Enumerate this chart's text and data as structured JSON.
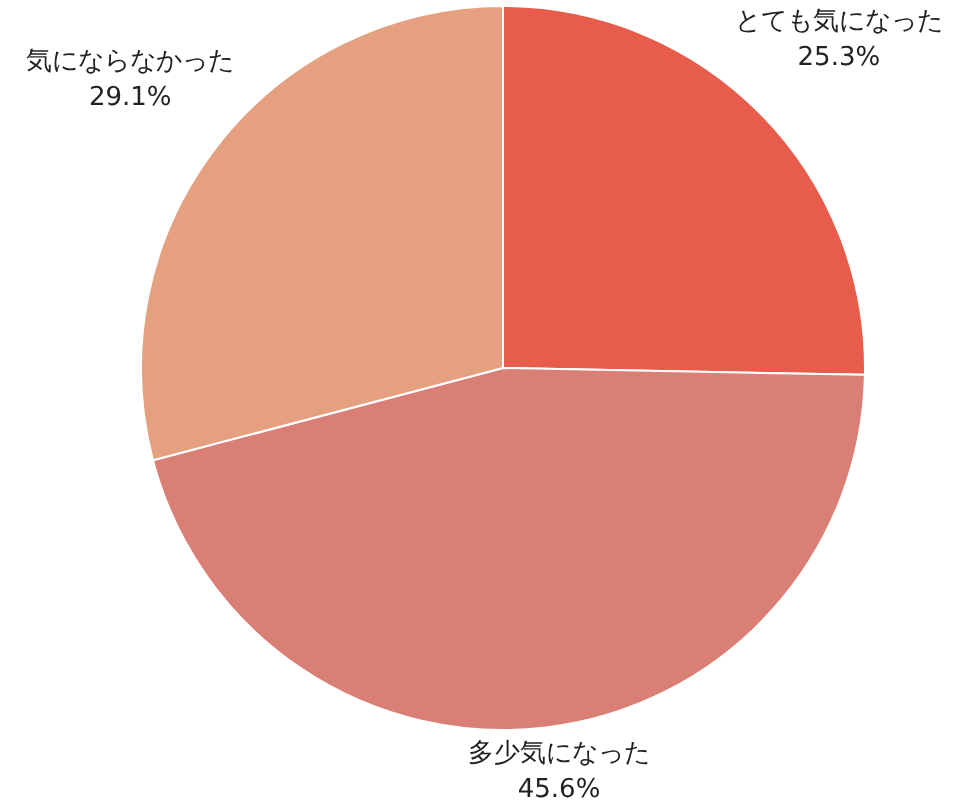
{
  "chart_data": {
    "type": "pie",
    "categories": [
      "とても気になった",
      "多少気になった",
      "気にならなかった"
    ],
    "values": [
      25.3,
      45.6,
      29.1
    ],
    "colors": [
      "#e85c4c",
      "#d97f75",
      "#e5a07f"
    ],
    "value_labels": [
      "25.3%",
      "45.6%",
      "29.1%"
    ],
    "legend": false
  }
}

Exercise instructions: Retype every record above exactly as written, but leave out the pictures.

Completed exercise:
Enumerate this chart's text and data as structured JSON.
{
  "chart_data": {
    "type": "pie",
    "categories": [
      "とても気になった",
      "多少気になった",
      "気にならなかった"
    ],
    "values": [
      25.3,
      45.6,
      29.1
    ],
    "colors": [
      "#e85c4c",
      "#d97f75",
      "#e5a07f"
    ],
    "value_labels": [
      "25.3%",
      "45.6%",
      "29.1%"
    ],
    "legend": false
  }
}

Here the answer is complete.